What to work on.
Format the records below as a numbered list with no blank lines, and leave out the pictures.

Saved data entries

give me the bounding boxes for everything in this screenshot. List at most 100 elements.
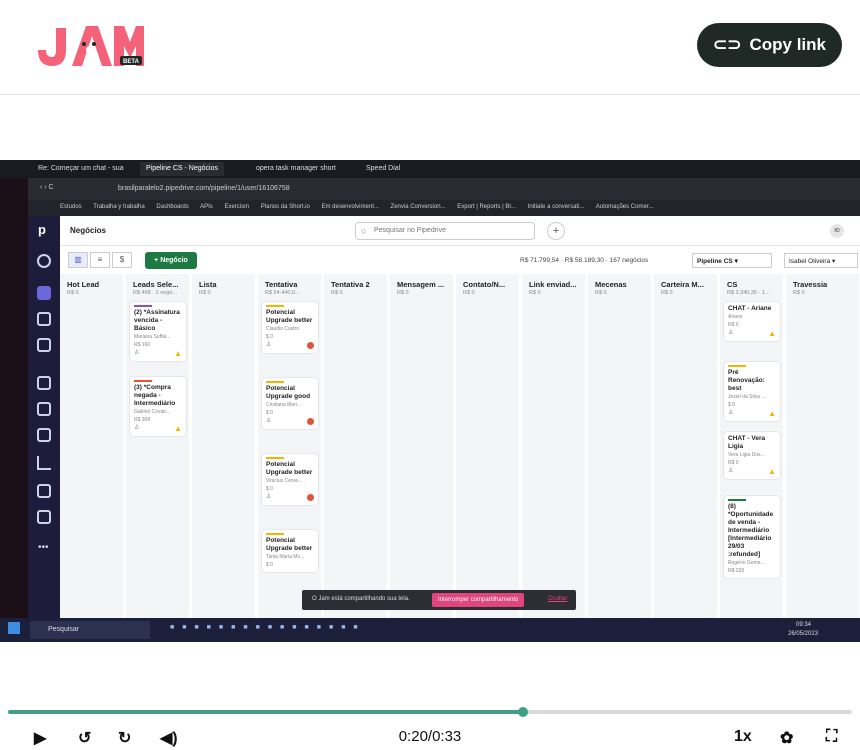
deal-card[interactable]: (8) *Oportunidade de venda - Intermediár… — [724, 496, 780, 578]
deal-title: Potencial Upgrade better — [266, 537, 313, 552]
deal-card[interactable]: (2) *Assinatura vencida - Básico Mariana … — [130, 302, 186, 361]
forward-5-icon[interactable]: ↻ — [118, 728, 131, 748]
progress-knob[interactable] — [517, 707, 528, 717]
deal-owner: Mariana Suffal... — [134, 334, 171, 340]
windows-taskbar: Pesquisar ■■■■■■■■■■■■■■■■ 09:34 26/05/2… — [0, 618, 860, 642]
bookmark[interactable]: Exercism — [224, 204, 249, 210]
video-progress-bar[interactable] — [8, 707, 852, 717]
more-icon[interactable]: ••• — [38, 542, 49, 553]
taskbar-search[interactable]: Pesquisar — [30, 621, 150, 639]
deal-title: CHAT - Ariane — [728, 305, 772, 312]
pipeline-select[interactable]: Pipeline CS ▾ — [692, 253, 772, 268]
nav-arrows-icon[interactable]: ‹ › C — [40, 184, 54, 191]
browser-tab-active[interactable]: Pipeline CS - Negócios — [140, 162, 224, 176]
campaigns-icon[interactable] — [37, 338, 51, 352]
list-view-icon[interactable]: ≡ — [90, 252, 110, 268]
stage-name: Tentativa 2 — [331, 280, 370, 289]
volume-icon[interactable]: ◀) — [160, 728, 178, 748]
deal-card[interactable]: Potencial Upgrade better Claudio Castro $ … — [262, 302, 318, 353]
deal-card[interactable]: Pré Renovação: best Jeziel da Silva ... $ … — [724, 362, 780, 421]
deal-owner: Cristiana Mari... — [266, 402, 302, 408]
fullscreen-icon[interactable]: ⛶ — [826, 728, 837, 746]
person-icon: ♙ — [134, 350, 140, 356]
person-icon: ♙ — [266, 342, 272, 348]
bookmark[interactable]: Zenvia Conversion... — [391, 204, 446, 210]
target-icon[interactable] — [37, 254, 51, 268]
bookmark[interactable]: Estudos — [60, 204, 82, 210]
playback-speed[interactable]: 1x — [734, 728, 752, 746]
deal-owner: Gabriel Covalc... — [134, 409, 171, 415]
person-icon: ♙ — [728, 330, 734, 336]
stage-name: Mensagem ... — [397, 280, 445, 289]
contacts-icon[interactable] — [37, 428, 51, 442]
stage-column: Lista R$ 0 — [192, 274, 256, 618]
insights-icon[interactable] — [37, 456, 51, 470]
video-frame[interactable]: Re: Começar um chat - sua Pipeline CS - … — [0, 160, 860, 642]
windows-start-icon[interactable] — [8, 622, 20, 634]
user-filter[interactable]: Isabel Oliveira ▾ — [784, 253, 858, 268]
browser-tab[interactable]: Speed Dial — [360, 162, 406, 176]
settings-gear-icon[interactable]: ✿ — [780, 728, 793, 748]
avatar[interactable]: IO — [830, 224, 844, 238]
bookmark[interactable]: Dashboards — [156, 204, 188, 210]
stage-name: Link enviad... — [529, 280, 577, 289]
opera-sidebar — [0, 178, 28, 618]
hide-button[interactable]: Ocultar — [548, 596, 567, 602]
deal-card[interactable]: (3) *Compra negada - Intermediário Gabrie… — [130, 377, 186, 436]
deal-card[interactable]: CHAT - Vera Ligia Vera Ligia Dos... R$ 0 ♙ ▲ — [724, 432, 780, 479]
pipeline-summary: R$ 71.799,54 · R$ 58.189,30 · 167 negóci… — [520, 257, 649, 264]
stop-sharing-button[interactable]: Interromper compartilhamento — [432, 593, 525, 607]
pipeline-board: Hot Lead R$ 0 Leads Sele... R$ 468 · 2 neg… — [60, 274, 860, 618]
deal-card[interactable]: Potencial Upgrade better Vinicius Cerva..… — [262, 454, 318, 505]
bookmark[interactable]: Initiate a conversati... — [528, 204, 585, 210]
stage-column: Carteira M... R$ 0 — [654, 274, 718, 618]
marketplace-icon[interactable] — [37, 510, 51, 524]
play-icon[interactable]: ▶ — [34, 728, 46, 748]
deals-icon[interactable] — [37, 286, 51, 300]
deal-value: R$ 308 — [134, 417, 151, 423]
url-text[interactable]: brasilparalelo2.pipedrive.com/pipeline/1… — [118, 185, 290, 192]
deal-owner: Rogério Gome... — [728, 560, 765, 566]
copy-link-button[interactable]: ⊂⊃ Copy link — [697, 23, 842, 67]
deal-card[interactable]: Potencial Upgrade good Cristiana Mari... $… — [262, 378, 318, 429]
bookmark[interactable]: Em desenvolviment... — [322, 204, 379, 210]
bookmark[interactable]: Planos da Short.io — [261, 204, 310, 210]
deal-card[interactable]: Potencial Upgrade better Tania Maria Mo..… — [262, 530, 318, 572]
taskbar-apps-icon[interactable]: ■■■■■■■■■■■■■■■■ — [170, 624, 366, 631]
quick-add-button[interactable]: + — [547, 222, 565, 240]
activities-icon[interactable] — [37, 312, 51, 326]
video-time: 0:20/0:33 — [398, 728, 462, 745]
stage-sum: R$ 0 — [67, 290, 79, 296]
forecast-view-icon[interactable]: $ — [112, 252, 132, 268]
address-bar[interactable]: ‹ › C brasilparalelo2.pipedrive.com/pipe… — [0, 178, 860, 200]
deal-title: Potencial Upgrade better — [266, 461, 313, 476]
mail-icon[interactable] — [37, 376, 51, 390]
bookmark[interactable]: Automações Comer... — [596, 204, 654, 210]
stage-column: Leads Sele... R$ 468 · 2 negó... (2) *Ass… — [126, 274, 190, 618]
browser-tab[interactable]: Re: Começar um chat - sua — [32, 162, 130, 176]
deal-card[interactable]: CHAT - Ariane Ariane R$ 0 ♙ ▲ — [724, 302, 780, 341]
pipedrive-logo[interactable]: p — [38, 222, 46, 237]
stage-name: Mecenas — [595, 280, 627, 289]
deal-title: Potencial Upgrade better — [266, 309, 313, 324]
bookmark[interactable]: Trabalha y trabalha — [93, 204, 144, 210]
logo-badge: BETA — [123, 59, 140, 65]
pipeline-view-icon[interactable]: ▥ — [68, 252, 88, 268]
stage-sum: R$ 0 — [595, 290, 607, 296]
calendar-icon[interactable] — [37, 402, 51, 416]
add-deal-button[interactable]: + Negócio — [145, 252, 197, 269]
deal-value: $ 0 — [266, 410, 273, 416]
browser-tab[interactable]: opera task manager short — [250, 162, 342, 176]
deal-value: $ 0 — [728, 402, 735, 408]
jam-logo[interactable]: BETA — [34, 20, 144, 70]
rewind-5-icon[interactable]: ↺ — [78, 728, 91, 748]
taskbar-date: 26/05/2023 — [788, 631, 819, 637]
browser-tab-bar: Re: Começar um chat - sua Pipeline CS - … — [0, 160, 860, 178]
products-icon[interactable] — [37, 484, 51, 498]
pipedrive-app: Negócios ○ Pesquisar no Pipedrive + IO ▥… — [60, 216, 860, 618]
search-input[interactable]: ○ Pesquisar no Pipedrive — [355, 222, 535, 240]
bookmark[interactable]: APIs — [200, 204, 213, 210]
warning-icon: ▲ — [174, 349, 182, 358]
bookmark[interactable]: Export | Reports | Br... — [457, 204, 516, 210]
deal-owner: Vinicius Cerva... — [266, 478, 303, 484]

Exercise solution.
1. give me the bounding boxes for everything in this screenshot. List at most 100 elements.
2. deal-card[interactable]: (8) *Oportunidade de venda - Intermediár… — [724, 496, 780, 578]
3. deal-title: Potencial Upgrade better — [266, 537, 313, 552]
4. deal-card[interactable]: (2) *Assinatura vencida - Básico Mariana … — [130, 302, 186, 361]
5. forward-5-icon[interactable]: ↻ — [118, 728, 131, 748]
6. progress-knob[interactable] — [517, 707, 528, 717]
7. deal-owner: Mariana Suffal... — [134, 334, 171, 340]
8. windows-taskbar: Pesquisar ■■■■■■■■■■■■■■■■ 09:34 26/05/2… — [0, 618, 860, 642]
9. bookmark[interactable]: Exercism — [224, 204, 249, 210]
10. video-progress-bar[interactable] — [8, 707, 852, 717]
11. more-icon[interactable]: ••• — [38, 542, 49, 553]
12. taskbar-search[interactable]: Pesquisar — [30, 621, 150, 639]
13. deal-title: CHAT - Ariane — [728, 305, 772, 312]
14. pipeline-select[interactable]: Pipeline CS ▾ — [692, 253, 772, 268]
15. nav-arrows-icon[interactable]: ‹ › C — [40, 184, 54, 191]
16. browser-tab-active[interactable]: Pipeline CS - Negócios — [140, 162, 224, 176]
17. campaigns-icon[interactable] — [37, 338, 51, 352]
18. list-view-icon[interactable]: ≡ — [90, 252, 110, 268]
19. stage-name: Tentativa 2 — [331, 280, 370, 289]
20. volume-icon[interactable]: ◀) — [160, 728, 178, 748]
21. deal-card[interactable]: Potencial Upgrade better Claudio Castro $ … — [262, 302, 318, 353]
22. deal-card[interactable]: Pré Renovação: best Jeziel da Silva ... $ … — [724, 362, 780, 421]
23. deal-owner: Cristiana Mari... — [266, 402, 302, 408]
24. fullscreen-icon[interactable]: ⛶ — [826, 728, 837, 746]
25. person-icon: ♙ — [134, 350, 140, 356]
26. person-icon: ♙ — [266, 342, 272, 348]
27. bookmark[interactable]: Zenvia Conversion... — [391, 204, 446, 210]
28. target-icon[interactable] — [37, 254, 51, 268]
29. bookmark[interactable]: Estudos — [60, 204, 82, 210]
30. playback-speed[interactable]: 1x — [734, 728, 752, 746]
31. deal-owner: Gabriel Covalc... — [134, 409, 171, 415]
32. person-icon: ♙ — [728, 330, 734, 336]
33. stage-name: Mensagem ... — [397, 280, 445, 289]
34. contacts-icon[interactable] — [37, 428, 51, 442]
35. stage-column: Lista R$ 0 — [192, 274, 256, 618]
36. insights-icon[interactable] — [37, 456, 51, 470]
37. video-frame[interactable]: Re: Começar um chat - sua Pipeline CS - … — [0, 160, 860, 642]
38. windows-start-icon[interactable] — [8, 622, 20, 634]
39. user-filter[interactable]: Isabel Oliveira ▾ — [784, 253, 858, 268]
40. browser-tab[interactable]: Speed Dial — [360, 162, 406, 176]
41. settings-gear-icon[interactable]: ✿ — [780, 728, 793, 748]
42. avatar[interactable]: IO — [830, 224, 844, 238]
43. bookmark[interactable]: Dashboards — [156, 204, 188, 210]
44. stage-name: Link enviad... — [529, 280, 577, 289]
45. opera-sidebar — [0, 178, 28, 618]
46. hide-button[interactable]: Ocultar — [548, 596, 567, 602]
47. deal-card[interactable]: (3) *Compra negada - Intermediário Gabrie… — [130, 377, 186, 436]
48. deal-card[interactable]: CHAT - Vera Ligia Vera Ligia Dos... R$ 0 ♙ ▲ — [724, 432, 780, 479]
49. pipeline-summary: R$ 71.799,54 · R$ 58.189,30 · 167 negóci… — [520, 257, 649, 264]
50. stop-sharing-button[interactable]: Interromper compartilhamento — [432, 593, 525, 607]
51. pipeline-board: Hot Lead R$ 0 Leads Sele... R$ 468 · 2 neg… — [60, 274, 860, 618]
52. deal-card[interactable]: Potencial Upgrade better Vinicius Cerva..… — [262, 454, 318, 505]
53. bookmark[interactable]: Initiate a conversati... — [528, 204, 585, 210]
54. stage-column: Carteira M... R$ 0 — [654, 274, 718, 618]
55. marketplace-icon[interactable] — [37, 510, 51, 524]
56. play-icon[interactable]: ▶ — [34, 728, 46, 748]
57. deals-icon[interactable] — [37, 286, 51, 300]
58. deal-value: R$ 308 — [134, 417, 151, 423]
59. url-text[interactable]: brasilparalelo2.pipedrive.com/pipeline/1… — [118, 185, 290, 192]
60. deal-owner: Rogério Gome... — [728, 560, 765, 566]
61. copy-link-button[interactable]: ⊂⊃ Copy link — [697, 23, 842, 67]
62. deal-card[interactable]: Potencial Upgrade good Cristiana Mari... $… — [262, 378, 318, 429]
63. bookmark[interactable]: Em desenvolviment... — [322, 204, 379, 210]
64. bookmark[interactable]: Planos da Short.io — [261, 204, 310, 210]
65. deal-card[interactable]: Potencial Upgrade better Tania Maria Mo..… — [262, 530, 318, 572]
66. taskbar-apps-icon[interactable]: ■■■■■■■■■■■■■■■■ — [170, 624, 366, 631]
67. quick-add-button[interactable]: + — [547, 222, 565, 240]
68. activities-icon[interactable] — [37, 312, 51, 326]
69. video-time: 0:20/0:33 — [398, 728, 462, 745]
70. stage-sum: R$ 0 — [67, 290, 79, 296]
71. forecast-view-icon[interactable]: $ — [112, 252, 132, 268]
72. address-bar[interactable]: ‹ › C brasilparalelo2.pipedrive.com/pipe… — [0, 178, 860, 200]
73. deal-title: Potencial Upgrade better — [266, 461, 313, 476]
74. mail-icon[interactable] — [37, 376, 51, 390]
75. bookmark[interactable]: Automações Comer... — [596, 204, 654, 210]
76. stage-column: Leads Sele... R$ 468 · 2 negó... (2) *Ass… — [126, 274, 190, 618]
77. browser-tab[interactable]: Re: Começar um chat - sua — [32, 162, 130, 176]
78. deal-card[interactable]: CHAT - Ariane Ariane R$ 0 ♙ ▲ — [724, 302, 780, 341]
79. pipedrive-logo[interactable]: p — [38, 222, 46, 237]
80. stage-name: Mecenas — [595, 280, 627, 289]
81. deal-title: Potencial Upgrade better — [266, 309, 313, 324]
82. bookmark[interactable]: Trabalha y trabalha — [93, 204, 144, 210]
83. logo-badge: BETA — [123, 59, 140, 65]
84. pipeline-view-icon[interactable]: ▥ — [68, 252, 88, 268]
85. stage-sum: R$ 0 — [595, 290, 607, 296]
86. calendar-icon[interactable] — [37, 402, 51, 416]
87. add-deal-button[interactable]: + Negócio — [145, 252, 197, 269]
88. deal-value: $ 0 — [266, 410, 273, 416]
89. browser-tab[interactable]: opera task manager short — [250, 162, 342, 176]
90. deal-value: $ 0 — [728, 402, 735, 408]
91. jam-logo[interactable]: BETA — [34, 20, 144, 70]
92. rewind-5-icon[interactable]: ↺ — [78, 728, 91, 748]
93. taskbar-date: 26/05/2023 — [788, 631, 819, 637]
94. browser-tab-bar: Re: Começar um chat - sua Pipeline CS - … — [0, 160, 860, 178]
95. products-icon[interactable] — [37, 484, 51, 498]
96. pipedrive-app: Negócios ○ Pesquisar no Pipedrive + IO ▥… — [60, 216, 860, 618]
97. search-input[interactable]: ○ Pesquisar no Pipedrive — [355, 222, 535, 240]
98. bookmark[interactable]: APIs — [200, 204, 213, 210]
99. warning-icon: ▲ — [174, 349, 182, 358]
100. bookmark[interactable]: Export | Reports | Br... — [457, 204, 516, 210]
101. deal-owner: Vinicius Cerva... — [266, 478, 303, 484]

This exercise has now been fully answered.